=== Given request ===
Please quote the lines in the entries below, starting at the line containing "Text: GSM178086: GSM178086" and going down through the line containing "Bar — [342, 168, 346, 236]", with both of those lines included.
-- BEGIN Records for the exercise --
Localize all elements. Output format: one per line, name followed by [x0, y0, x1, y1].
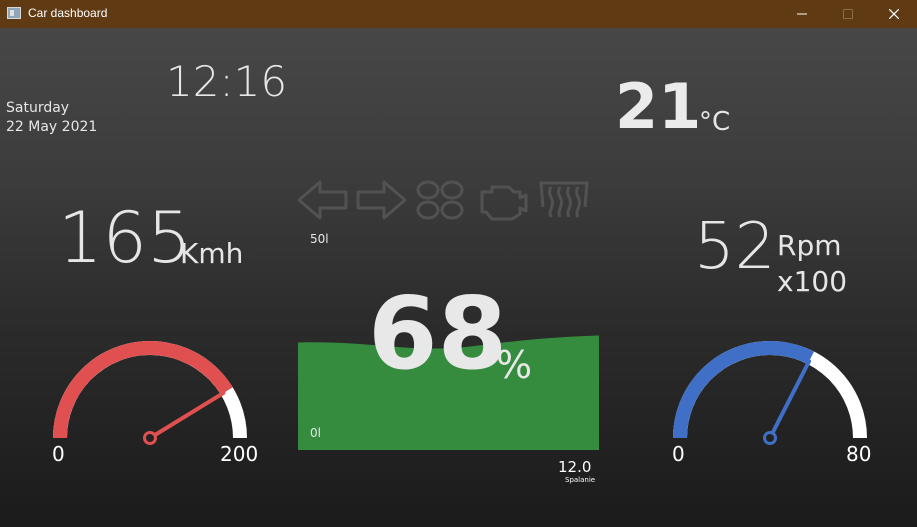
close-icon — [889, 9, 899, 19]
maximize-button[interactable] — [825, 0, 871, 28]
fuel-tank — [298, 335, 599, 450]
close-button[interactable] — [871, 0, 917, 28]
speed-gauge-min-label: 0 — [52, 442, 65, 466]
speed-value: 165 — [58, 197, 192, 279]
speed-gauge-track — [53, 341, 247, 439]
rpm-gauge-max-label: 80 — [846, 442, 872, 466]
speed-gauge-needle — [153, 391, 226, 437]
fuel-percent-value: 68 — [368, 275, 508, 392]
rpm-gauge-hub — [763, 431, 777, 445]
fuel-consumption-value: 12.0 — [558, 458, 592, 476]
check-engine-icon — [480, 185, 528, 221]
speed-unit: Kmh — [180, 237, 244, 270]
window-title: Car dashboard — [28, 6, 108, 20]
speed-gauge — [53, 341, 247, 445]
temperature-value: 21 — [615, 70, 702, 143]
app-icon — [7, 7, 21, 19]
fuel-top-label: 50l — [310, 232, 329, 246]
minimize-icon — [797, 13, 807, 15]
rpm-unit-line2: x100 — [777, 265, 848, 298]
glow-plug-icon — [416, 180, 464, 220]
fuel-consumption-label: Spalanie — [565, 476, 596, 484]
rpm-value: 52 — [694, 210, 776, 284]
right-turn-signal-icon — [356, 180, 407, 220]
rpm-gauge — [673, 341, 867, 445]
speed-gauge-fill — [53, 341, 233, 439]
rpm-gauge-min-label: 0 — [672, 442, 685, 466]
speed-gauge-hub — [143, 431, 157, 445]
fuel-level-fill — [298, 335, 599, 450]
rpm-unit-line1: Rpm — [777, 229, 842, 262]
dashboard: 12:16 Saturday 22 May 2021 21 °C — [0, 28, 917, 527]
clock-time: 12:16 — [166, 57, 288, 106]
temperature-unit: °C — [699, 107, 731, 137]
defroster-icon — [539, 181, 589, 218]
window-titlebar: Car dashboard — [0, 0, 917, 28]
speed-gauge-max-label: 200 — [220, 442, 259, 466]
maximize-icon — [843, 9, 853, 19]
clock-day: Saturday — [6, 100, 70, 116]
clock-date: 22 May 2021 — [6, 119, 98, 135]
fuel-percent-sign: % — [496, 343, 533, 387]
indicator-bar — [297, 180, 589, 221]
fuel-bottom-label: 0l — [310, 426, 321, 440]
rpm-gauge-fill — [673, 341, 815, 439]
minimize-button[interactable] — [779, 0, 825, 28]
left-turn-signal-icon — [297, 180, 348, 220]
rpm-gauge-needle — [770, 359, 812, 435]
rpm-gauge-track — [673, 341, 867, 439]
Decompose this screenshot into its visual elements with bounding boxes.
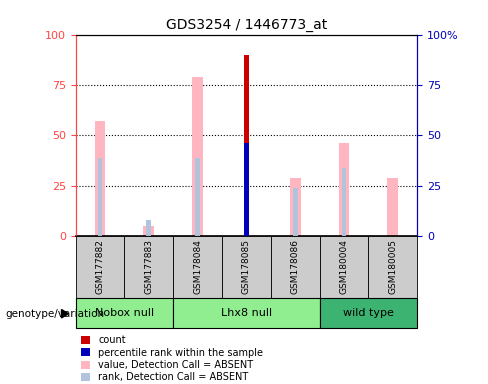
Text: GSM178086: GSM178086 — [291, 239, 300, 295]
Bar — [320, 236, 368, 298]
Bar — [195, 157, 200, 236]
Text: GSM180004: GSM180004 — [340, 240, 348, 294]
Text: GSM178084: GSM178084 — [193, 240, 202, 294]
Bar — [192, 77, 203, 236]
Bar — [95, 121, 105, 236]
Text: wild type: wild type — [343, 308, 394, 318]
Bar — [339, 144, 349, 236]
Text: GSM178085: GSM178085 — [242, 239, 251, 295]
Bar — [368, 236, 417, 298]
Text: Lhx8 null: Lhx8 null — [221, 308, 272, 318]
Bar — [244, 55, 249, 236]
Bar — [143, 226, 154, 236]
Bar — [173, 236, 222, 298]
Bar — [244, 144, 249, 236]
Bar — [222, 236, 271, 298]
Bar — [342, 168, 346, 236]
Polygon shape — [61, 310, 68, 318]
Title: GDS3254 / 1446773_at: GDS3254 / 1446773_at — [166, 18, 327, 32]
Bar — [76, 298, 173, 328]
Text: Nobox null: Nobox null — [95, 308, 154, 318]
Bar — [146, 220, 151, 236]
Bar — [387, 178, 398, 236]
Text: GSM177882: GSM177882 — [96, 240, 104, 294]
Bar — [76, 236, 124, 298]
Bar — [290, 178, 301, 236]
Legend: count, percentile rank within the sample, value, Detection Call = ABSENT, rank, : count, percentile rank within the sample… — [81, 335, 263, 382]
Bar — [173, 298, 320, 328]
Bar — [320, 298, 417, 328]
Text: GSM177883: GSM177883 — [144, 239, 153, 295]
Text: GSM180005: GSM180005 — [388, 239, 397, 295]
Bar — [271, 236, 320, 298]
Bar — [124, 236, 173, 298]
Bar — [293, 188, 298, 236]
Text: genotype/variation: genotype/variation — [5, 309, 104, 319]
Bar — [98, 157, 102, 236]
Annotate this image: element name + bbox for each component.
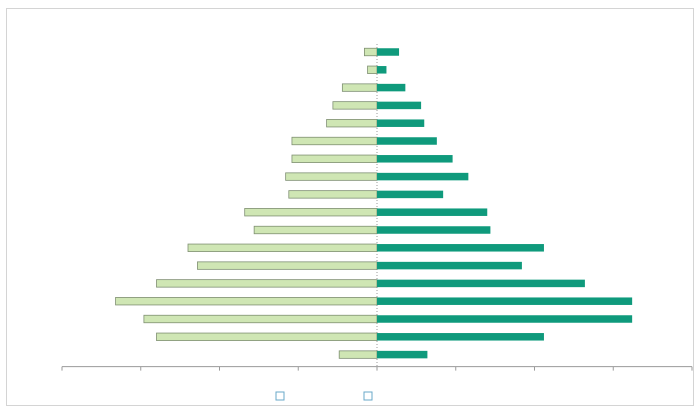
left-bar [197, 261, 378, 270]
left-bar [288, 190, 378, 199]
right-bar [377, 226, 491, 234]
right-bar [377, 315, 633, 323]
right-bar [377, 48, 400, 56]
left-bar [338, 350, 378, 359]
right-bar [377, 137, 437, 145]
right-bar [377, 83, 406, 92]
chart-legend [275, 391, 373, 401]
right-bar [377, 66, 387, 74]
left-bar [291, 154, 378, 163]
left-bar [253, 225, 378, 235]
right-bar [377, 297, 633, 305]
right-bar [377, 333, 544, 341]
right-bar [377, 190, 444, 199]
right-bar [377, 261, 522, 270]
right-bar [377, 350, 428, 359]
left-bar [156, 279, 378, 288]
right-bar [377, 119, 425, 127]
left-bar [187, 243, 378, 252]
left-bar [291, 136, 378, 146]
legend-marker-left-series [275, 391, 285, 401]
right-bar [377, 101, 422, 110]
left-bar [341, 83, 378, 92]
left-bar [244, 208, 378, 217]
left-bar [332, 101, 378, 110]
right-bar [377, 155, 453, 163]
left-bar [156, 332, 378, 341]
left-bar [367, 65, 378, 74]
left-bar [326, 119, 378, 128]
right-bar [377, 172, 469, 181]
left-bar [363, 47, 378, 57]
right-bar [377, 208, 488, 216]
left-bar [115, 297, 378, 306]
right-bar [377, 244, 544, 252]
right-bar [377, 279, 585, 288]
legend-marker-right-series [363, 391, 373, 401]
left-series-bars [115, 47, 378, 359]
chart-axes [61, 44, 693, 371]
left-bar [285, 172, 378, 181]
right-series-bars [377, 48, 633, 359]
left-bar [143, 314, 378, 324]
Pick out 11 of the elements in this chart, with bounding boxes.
-- END Records for the exercise --
=== Exercise output ===
Text: GSM178086: GSM178086 — [291, 239, 300, 295]
Bar — [320, 236, 368, 298]
Bar — [195, 157, 200, 236]
Text: GSM180004: GSM180004 — [340, 240, 348, 294]
Text: GSM178084: GSM178084 — [193, 240, 202, 294]
Bar — [192, 77, 203, 236]
Bar — [95, 121, 105, 236]
Text: wild type: wild type — [343, 308, 394, 318]
Bar — [339, 144, 349, 236]
Text: GSM178085: GSM178085 — [242, 239, 251, 295]
Bar — [368, 236, 417, 298]
Text: Lhx8 null: Lhx8 null — [221, 308, 272, 318]
Bar — [244, 55, 249, 236]
Bar — [143, 226, 154, 236]
Bar — [173, 236, 222, 298]
Bar — [244, 144, 249, 236]
Bar — [222, 236, 271, 298]
Bar — [342, 168, 346, 236]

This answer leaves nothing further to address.